- **DO THIS**
Repeat the material exactly, leaving nothing out.

****************

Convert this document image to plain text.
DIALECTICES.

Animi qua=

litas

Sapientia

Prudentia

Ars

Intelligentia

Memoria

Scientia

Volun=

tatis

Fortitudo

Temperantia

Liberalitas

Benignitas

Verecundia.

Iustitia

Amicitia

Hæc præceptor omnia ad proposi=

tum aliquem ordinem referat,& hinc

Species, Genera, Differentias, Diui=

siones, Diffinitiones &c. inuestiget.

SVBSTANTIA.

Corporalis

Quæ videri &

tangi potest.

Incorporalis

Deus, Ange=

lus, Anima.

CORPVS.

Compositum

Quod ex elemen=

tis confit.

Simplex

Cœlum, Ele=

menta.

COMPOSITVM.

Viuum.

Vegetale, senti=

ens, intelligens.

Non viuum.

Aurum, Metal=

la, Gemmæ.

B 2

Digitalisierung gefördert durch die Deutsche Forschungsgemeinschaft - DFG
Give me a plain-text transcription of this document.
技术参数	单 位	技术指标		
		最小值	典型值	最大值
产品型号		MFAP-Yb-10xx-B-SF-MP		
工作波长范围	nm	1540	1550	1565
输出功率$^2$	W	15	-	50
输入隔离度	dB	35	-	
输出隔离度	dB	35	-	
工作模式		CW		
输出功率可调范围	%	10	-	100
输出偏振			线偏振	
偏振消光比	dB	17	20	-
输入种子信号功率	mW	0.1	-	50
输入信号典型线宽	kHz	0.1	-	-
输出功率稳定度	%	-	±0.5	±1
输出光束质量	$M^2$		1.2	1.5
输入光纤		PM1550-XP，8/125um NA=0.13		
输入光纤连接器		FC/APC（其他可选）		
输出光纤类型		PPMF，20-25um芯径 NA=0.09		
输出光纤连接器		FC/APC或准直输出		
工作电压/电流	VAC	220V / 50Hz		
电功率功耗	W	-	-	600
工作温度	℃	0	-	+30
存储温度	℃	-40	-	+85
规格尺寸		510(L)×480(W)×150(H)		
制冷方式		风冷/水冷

****************

- **WRITTEN RESPONSE**
Convert this document image to plain text.
DIALECTICES.

Animi qua=

litas

Sapientia

Prudentia

Ars

Intelligentia

Memoria

Scientia

Volun=

tatis

Fortitudo

Temperantia

Liberalitas

Benignitas

Verecundia.

Iustitia

Amicitia

Hæc præceptor omnia ad proposi=

tum aliquem ordinem referat,& hinc

Species, Genera, Differentias, Diui=

siones, Diffinitiones &c. inuestiget.

SVBSTANTIA.

Corporalis

Quæ videri &

tangi potest.

Incorporalis

Deus, Ange=

lus, Anima.

CORPVS.

Compositum

Quod ex elemen=

tis confit.

Simplex

Cœlum, Ele=

menta.

COMPOSITVM.

Viuum.

Vegetale, senti=

ens, intelligens.

Non viuum.

Aurum, Metal=

la, Gemmæ.

B 2

Digitalisierung gefördert durch die Deutsche Forschungsgemeinschaft - DFG
Give me a plain-text transcription of this document.
技术参数	单 位	技术指标		
		最小值	典型值	最大值
产品型号		MFAP-Yb-10xx-B-SF-MP		
工作波长范围	nm	1540	1550	1565
输出功率$^2$	W	15	-	50
输入隔离度	dB	35	-	
输出隔离度	dB	35	-	
工作模式		CW		
输出功率可调范围	%	10	-	100
输出偏振			线偏振	
偏振消光比	dB	17	20	-
输入种子信号功率	mW	0.1	-	50
输入信号典型线宽	kHz	0.1	-	-
输出功率稳定度	%	-	±0.5	±1
输出光束质量	$M^2$		1.2	1.5
输入光纤		PM1550-XP，8/125um NA=0.13		
输入光纤连接器		FC/APC（其他可选）		
输出光纤类型		PPMF，20-25um芯径 NA=0.09		
输出光纤连接器		FC/APC或准直输出		
工作电压/电流	VAC	220V / 50Hz		
电功率功耗	W	-	-	600
工作温度	℃	0	-	+30
存储温度	℃	-40	-	+85
规格尺寸		510(L)×480(W)×150(H)		
制冷方式		风冷/水冷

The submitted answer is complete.